■ SUPPLIED DATA:

————

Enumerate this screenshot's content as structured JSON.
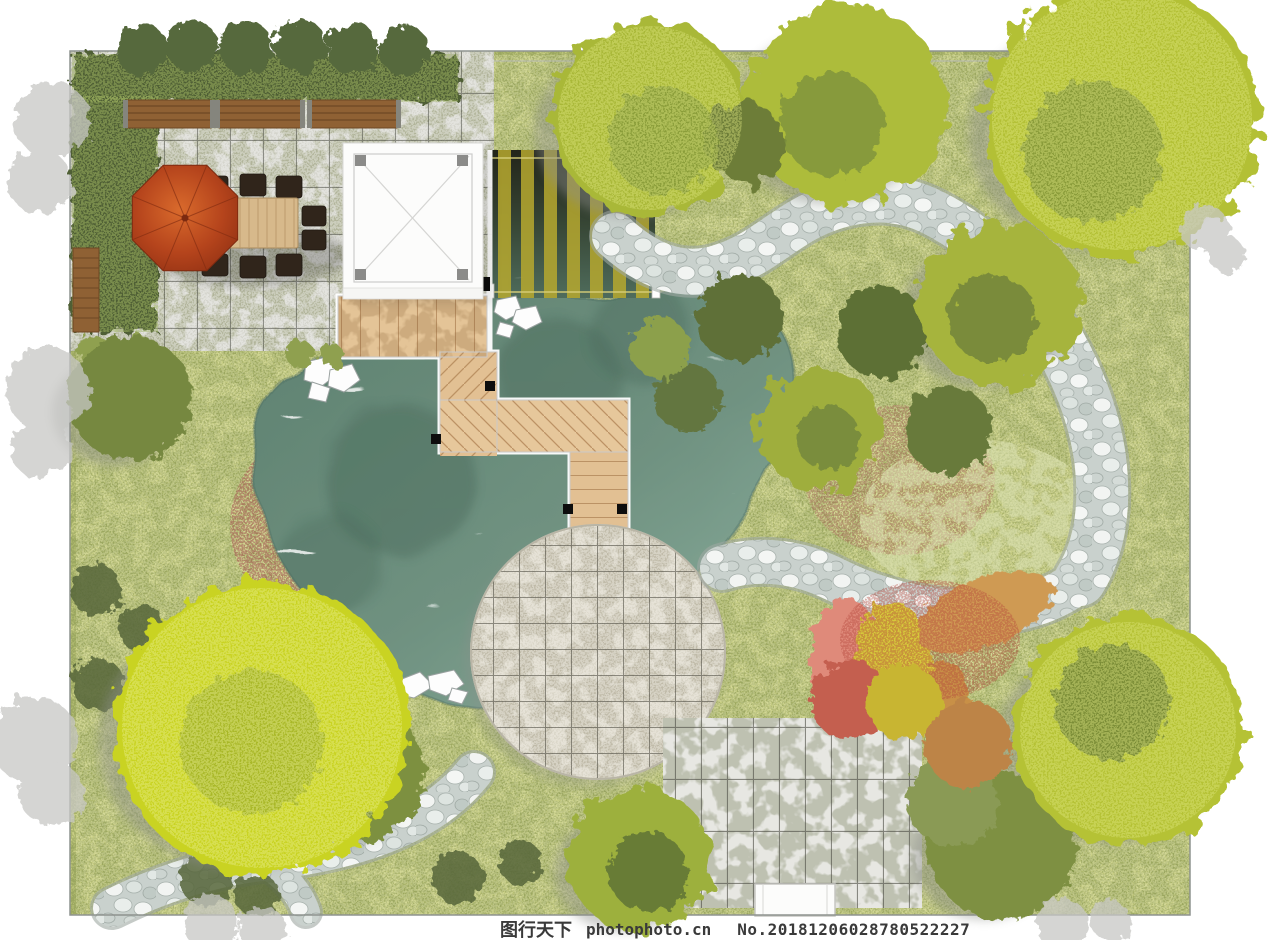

————

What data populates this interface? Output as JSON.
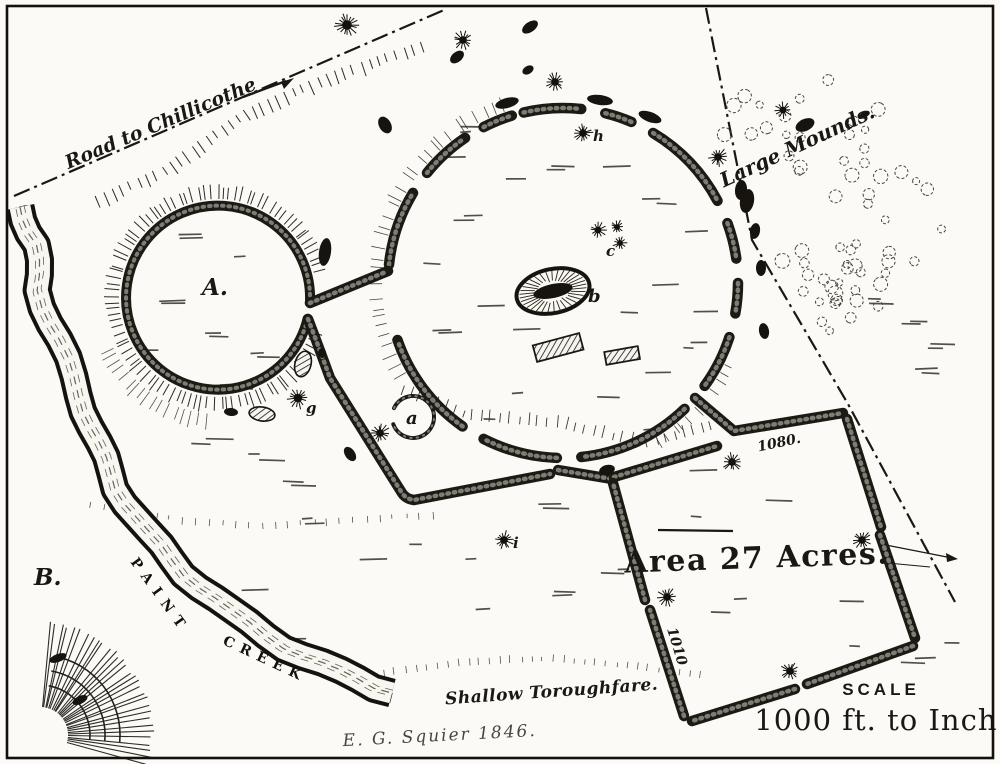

————

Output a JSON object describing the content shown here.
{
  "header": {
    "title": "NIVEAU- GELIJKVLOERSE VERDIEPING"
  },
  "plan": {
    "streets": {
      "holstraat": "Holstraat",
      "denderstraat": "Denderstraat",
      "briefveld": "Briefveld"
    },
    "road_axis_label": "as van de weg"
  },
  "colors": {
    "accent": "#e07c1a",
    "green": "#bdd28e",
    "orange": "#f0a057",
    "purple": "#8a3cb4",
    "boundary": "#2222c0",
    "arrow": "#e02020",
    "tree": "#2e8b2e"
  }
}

————

■ WHAT YOU NEED TO DO: Count the lines in which the string "this" appears, then report only that figure.

■ TASK SOLUTION: 2